• [Task to complete]
Return, word for word, every line that follows.

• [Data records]
** Begin **
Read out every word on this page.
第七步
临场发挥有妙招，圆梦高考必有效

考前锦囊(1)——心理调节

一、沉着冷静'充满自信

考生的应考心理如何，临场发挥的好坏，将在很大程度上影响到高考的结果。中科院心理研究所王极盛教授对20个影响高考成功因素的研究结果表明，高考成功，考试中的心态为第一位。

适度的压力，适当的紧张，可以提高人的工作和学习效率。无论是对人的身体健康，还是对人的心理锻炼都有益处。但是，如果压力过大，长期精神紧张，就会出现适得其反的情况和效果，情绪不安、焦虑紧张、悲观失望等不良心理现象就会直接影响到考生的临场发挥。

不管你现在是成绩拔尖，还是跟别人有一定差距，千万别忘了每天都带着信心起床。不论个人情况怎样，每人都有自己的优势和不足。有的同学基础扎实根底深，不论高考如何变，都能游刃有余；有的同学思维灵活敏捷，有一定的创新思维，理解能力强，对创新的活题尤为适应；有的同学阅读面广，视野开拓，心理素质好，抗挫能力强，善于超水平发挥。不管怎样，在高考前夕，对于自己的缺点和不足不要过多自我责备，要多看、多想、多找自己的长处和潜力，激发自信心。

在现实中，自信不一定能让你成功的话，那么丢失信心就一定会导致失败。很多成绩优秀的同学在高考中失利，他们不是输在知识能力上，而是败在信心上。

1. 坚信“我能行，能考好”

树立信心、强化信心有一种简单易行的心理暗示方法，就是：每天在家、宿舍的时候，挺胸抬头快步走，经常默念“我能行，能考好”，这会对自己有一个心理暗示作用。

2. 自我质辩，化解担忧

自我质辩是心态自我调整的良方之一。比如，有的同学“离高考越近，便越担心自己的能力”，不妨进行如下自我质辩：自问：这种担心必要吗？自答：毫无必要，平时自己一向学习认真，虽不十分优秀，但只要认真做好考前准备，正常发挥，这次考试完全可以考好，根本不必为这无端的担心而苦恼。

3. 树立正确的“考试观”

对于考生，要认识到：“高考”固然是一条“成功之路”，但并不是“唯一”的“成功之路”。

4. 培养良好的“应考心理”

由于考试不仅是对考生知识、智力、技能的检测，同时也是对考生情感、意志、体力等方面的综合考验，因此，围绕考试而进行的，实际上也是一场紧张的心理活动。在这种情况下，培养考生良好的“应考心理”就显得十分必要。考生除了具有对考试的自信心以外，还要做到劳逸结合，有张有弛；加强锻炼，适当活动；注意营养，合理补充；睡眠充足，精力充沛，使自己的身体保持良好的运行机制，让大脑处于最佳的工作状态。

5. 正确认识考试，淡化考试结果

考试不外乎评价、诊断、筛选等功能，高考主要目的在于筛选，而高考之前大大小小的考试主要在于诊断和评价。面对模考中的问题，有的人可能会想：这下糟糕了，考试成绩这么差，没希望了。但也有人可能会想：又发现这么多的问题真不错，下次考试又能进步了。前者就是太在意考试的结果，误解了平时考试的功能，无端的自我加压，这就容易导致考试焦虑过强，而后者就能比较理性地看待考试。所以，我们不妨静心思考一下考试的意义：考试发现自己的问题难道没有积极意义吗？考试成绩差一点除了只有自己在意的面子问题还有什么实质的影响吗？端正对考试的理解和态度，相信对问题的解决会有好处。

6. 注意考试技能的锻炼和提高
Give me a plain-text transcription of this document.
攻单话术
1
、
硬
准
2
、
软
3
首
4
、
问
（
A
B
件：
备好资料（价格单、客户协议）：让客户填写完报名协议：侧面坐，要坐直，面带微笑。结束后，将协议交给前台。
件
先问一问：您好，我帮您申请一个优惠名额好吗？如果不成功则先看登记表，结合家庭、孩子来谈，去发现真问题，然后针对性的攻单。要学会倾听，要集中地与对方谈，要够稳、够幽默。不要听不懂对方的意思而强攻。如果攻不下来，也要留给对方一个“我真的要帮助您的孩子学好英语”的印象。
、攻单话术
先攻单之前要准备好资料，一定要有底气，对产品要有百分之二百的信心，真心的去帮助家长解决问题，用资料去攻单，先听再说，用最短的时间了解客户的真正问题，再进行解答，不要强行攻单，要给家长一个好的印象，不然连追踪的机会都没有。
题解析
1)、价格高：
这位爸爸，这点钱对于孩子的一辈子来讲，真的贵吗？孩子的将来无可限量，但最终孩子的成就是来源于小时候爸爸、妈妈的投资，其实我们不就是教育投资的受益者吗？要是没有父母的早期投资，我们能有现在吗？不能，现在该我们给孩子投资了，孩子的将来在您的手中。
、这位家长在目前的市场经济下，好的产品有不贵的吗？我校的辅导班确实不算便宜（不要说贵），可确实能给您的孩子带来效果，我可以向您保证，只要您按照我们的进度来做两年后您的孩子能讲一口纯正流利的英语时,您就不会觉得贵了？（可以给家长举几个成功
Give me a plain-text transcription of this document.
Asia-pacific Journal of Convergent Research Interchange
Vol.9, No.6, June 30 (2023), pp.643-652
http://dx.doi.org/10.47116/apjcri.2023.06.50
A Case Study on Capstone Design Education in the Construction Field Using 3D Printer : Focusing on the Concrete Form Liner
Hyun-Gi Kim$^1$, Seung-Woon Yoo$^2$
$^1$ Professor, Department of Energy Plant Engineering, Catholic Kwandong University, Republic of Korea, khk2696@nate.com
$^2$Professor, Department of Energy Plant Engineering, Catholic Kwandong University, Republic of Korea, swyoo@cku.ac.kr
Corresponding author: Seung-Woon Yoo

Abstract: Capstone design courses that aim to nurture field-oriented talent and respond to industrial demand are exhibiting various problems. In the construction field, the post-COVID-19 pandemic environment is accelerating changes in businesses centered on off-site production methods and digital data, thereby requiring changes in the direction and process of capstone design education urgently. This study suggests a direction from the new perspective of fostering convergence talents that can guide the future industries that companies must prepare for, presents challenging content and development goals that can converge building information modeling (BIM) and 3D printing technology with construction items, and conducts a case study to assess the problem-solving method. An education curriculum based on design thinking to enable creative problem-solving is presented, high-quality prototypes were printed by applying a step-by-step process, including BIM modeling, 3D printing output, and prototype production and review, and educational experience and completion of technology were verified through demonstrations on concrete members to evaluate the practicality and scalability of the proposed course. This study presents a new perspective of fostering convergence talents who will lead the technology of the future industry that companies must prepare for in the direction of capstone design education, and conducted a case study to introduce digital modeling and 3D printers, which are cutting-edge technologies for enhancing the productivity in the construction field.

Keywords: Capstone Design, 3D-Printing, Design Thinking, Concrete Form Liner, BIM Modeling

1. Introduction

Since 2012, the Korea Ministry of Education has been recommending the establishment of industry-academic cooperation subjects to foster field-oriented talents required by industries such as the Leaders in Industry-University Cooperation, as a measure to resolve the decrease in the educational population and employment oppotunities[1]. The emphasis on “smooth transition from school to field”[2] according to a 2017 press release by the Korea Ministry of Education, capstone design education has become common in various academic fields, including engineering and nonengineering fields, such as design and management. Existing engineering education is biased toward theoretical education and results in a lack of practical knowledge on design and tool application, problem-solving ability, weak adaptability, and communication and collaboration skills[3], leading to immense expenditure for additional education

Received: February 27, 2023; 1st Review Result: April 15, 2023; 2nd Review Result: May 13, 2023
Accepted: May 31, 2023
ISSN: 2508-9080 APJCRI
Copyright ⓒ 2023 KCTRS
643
** End **
• [Exercise response]
Read out every word on this page.
第七步
临场发挥有妙招，圆梦高考必有效

考前锦囊(1)——心理调节

一、沉着冷静'充满自信

考生的应考心理如何，临场发挥的好坏，将在很大程度上影响到高考的结果。中科院心理研究所王极盛教授对20个影响高考成功因素的研究结果表明，高考成功，考试中的心态为第一位。

适度的压力，适当的紧张，可以提高人的工作和学习效率。无论是对人的身体健康，还是对人的心理锻炼都有益处。但是，如果压力过大，长期精神紧张，就会出现适得其反的情况和效果，情绪不安、焦虑紧张、悲观失望等不良心理现象就会直接影响到考生的临场发挥。

不管你现在是成绩拔尖，还是跟别人有一定差距，千万别忘了每天都带着信心起床。不论个人情况怎样，每人都有自己的优势和不足。有的同学基础扎实根底深，不论高考如何变，都能游刃有余；有的同学思维灵活敏捷，有一定的创新思维，理解能力强，对创新的活题尤为适应；有的同学阅读面广，视野开拓，心理素质好，抗挫能力强，善于超水平发挥。不管怎样，在高考前夕，对于自己的缺点和不足不要过多自我责备，要多看、多想、多找自己的长处和潜力，激发自信心。

在现实中，自信不一定能让你成功的话，那么丢失信心就一定会导致失败。很多成绩优秀的同学在高考中失利，他们不是输在知识能力上，而是败在信心上。

1. 坚信“我能行，能考好”

树立信心、强化信心有一种简单易行的心理暗示方法，就是：每天在家、宿舍的时候，挺胸抬头快步走，经常默念“我能行，能考好”，这会对自己有一个心理暗示作用。

2. 自我质辩，化解担忧

自我质辩是心态自我调整的良方之一。比如，有的同学“离高考越近，便越担心自己的能力”，不妨进行如下自我质辩：自问：这种担心必要吗？自答：毫无必要，平时自己一向学习认真，虽不十分优秀，但只要认真做好考前准备，正常发挥，这次考试完全可以考好，根本不必为这无端的担心而苦恼。

3. 树立正确的“考试观”

对于考生，要认识到：“高考”固然是一条“成功之路”，但并不是“唯一”的“成功之路”。

4. 培养良好的“应考心理”

由于考试不仅是对考生知识、智力、技能的检测，同时也是对考生情感、意志、体力等方面的综合考验，因此，围绕考试而进行的，实际上也是一场紧张的心理活动。在这种情况下，培养考生良好的“应考心理”就显得十分必要。考生除了具有对考试的自信心以外，还要做到劳逸结合，有张有弛；加强锻炼，适当活动；注意营养，合理补充；睡眠充足，精力充沛，使自己的身体保持良好的运行机制，让大脑处于最佳的工作状态。

5. 正确认识考试，淡化考试结果

考试不外乎评价、诊断、筛选等功能，高考主要目的在于筛选，而高考之前大大小小的考试主要在于诊断和评价。面对模考中的问题，有的人可能会想：这下糟糕了，考试成绩这么差，没希望了。但也有人可能会想：又发现这么多的问题真不错，下次考试又能进步了。前者就是太在意考试的结果，误解了平时考试的功能，无端的自我加压，这就容易导致考试焦虑过强，而后者就能比较理性地看待考试。所以，我们不妨静心思考一下考试的意义：考试发现自己的问题难道没有积极意义吗？考试成绩差一点除了只有自己在意的面子问题还有什么实质的影响吗？端正对考试的理解和态度，相信对问题的解决会有好处。

6. 注意考试技能的锻炼和提高
Give me a plain-text transcription of this document.
攻单话术
1
、
硬
准
2
、
软
3
首
4
、
问
（
A
B
件：
备好资料（价格单、客户协议）：让客户填写完报名协议：侧面坐，要坐直，面带微笑。结束后，将协议交给前台。
件
先问一问：您好，我帮您申请一个优惠名额好吗？如果不成功则先看登记表，结合家庭、孩子来谈，去发现真问题，然后针对性的攻单。要学会倾听，要集中地与对方谈，要够稳、够幽默。不要听不懂对方的意思而强攻。如果攻不下来，也要留给对方一个“我真的要帮助您的孩子学好英语”的印象。
、攻单话术
先攻单之前要准备好资料，一定要有底气，对产品要有百分之二百的信心，真心的去帮助家长解决问题，用资料去攻单，先听再说，用最短的时间了解客户的真正问题，再进行解答，不要强行攻单，要给家长一个好的印象，不然连追踪的机会都没有。
题解析
1)、价格高：
这位爸爸，这点钱对于孩子的一辈子来讲，真的贵吗？孩子的将来无可限量，但最终孩子的成就是来源于小时候爸爸、妈妈的投资，其实我们不就是教育投资的受益者吗？要是没有父母的早期投资，我们能有现在吗？不能，现在该我们给孩子投资了，孩子的将来在您的手中。
、这位家长在目前的市场经济下，好的产品有不贵的吗？我校的辅导班确实不算便宜（不要说贵），可确实能给您的孩子带来效果，我可以向您保证，只要您按照我们的进度来做两年后您的孩子能讲一口纯正流利的英语时,您就不会觉得贵了？（可以给家长举几个成功
Give me a plain-text transcription of this document.
Asia-pacific Journal of Convergent Research Interchange
Vol.9, No.6, June 30 (2023), pp.643-652
http://dx.doi.org/10.47116/apjcri.2023.06.50
A Case Study on Capstone Design Education in the Construction Field Using 3D Printer : Focusing on the Concrete Form Liner
Hyun-Gi Kim$^1$, Seung-Woon Yoo$^2$
$^1$ Professor, Department of Energy Plant Engineering, Catholic Kwandong University, Republic of Korea, khk2696@nate.com
$^2$Professor, Department of Energy Plant Engineering, Catholic Kwandong University, Republic of Korea, swyoo@cku.ac.kr
Corresponding author: Seung-Woon Yoo

Abstract: Capstone design courses that aim to nurture field-oriented talent and respond to industrial demand are exhibiting various problems. In the construction field, the post-COVID-19 pandemic environment is accelerating changes in businesses centered on off-site production methods and digital data, thereby requiring changes in the direction and process of capstone design education urgently. This study suggests a direction from the new perspective of fostering convergence talents that can guide the future industries that companies must prepare for, presents challenging content and development goals that can converge building information modeling (BIM) and 3D printing technology with construction items, and conducts a case study to assess the problem-solving method. An education curriculum based on design thinking to enable creative problem-solving is presented, high-quality prototypes were printed by applying a step-by-step process, including BIM modeling, 3D printing output, and prototype production and review, and educational experience and completion of technology were verified through demonstrations on concrete members to evaluate the practicality and scalability of the proposed course. This study presents a new perspective of fostering convergence talents who will lead the technology of the future industry that companies must prepare for in the direction of capstone design education, and conducted a case study to introduce digital modeling and 3D printers, which are cutting-edge technologies for enhancing the productivity in the construction field.

Keywords: Capstone Design, 3D-Printing, Design Thinking, Concrete Form Liner, BIM Modeling

1. Introduction

Since 2012, the Korea Ministry of Education has been recommending the establishment of industry-academic cooperation subjects to foster field-oriented talents required by industries such as the Leaders in Industry-University Cooperation, as a measure to resolve the decrease in the educational population and employment oppotunities[1]. The emphasis on “smooth transition from school to field”[2] according to a 2017 press release by the Korea Ministry of Education, capstone design education has become common in various academic fields, including engineering and nonengineering fields, such as design and management. Existing engineering education is biased toward theoretical education and results in a lack of practical knowledge on design and tool application, problem-solving ability, weak adaptability, and communication and collaboration skills[3], leading to immense expenditure for additional education

Received: February 27, 2023; 1st Review Result: April 15, 2023; 2nd Review Result: May 13, 2023
Accepted: May 31, 2023
ISSN: 2508-9080 APJCRI
Copyright ⓒ 2023 KCTRS
643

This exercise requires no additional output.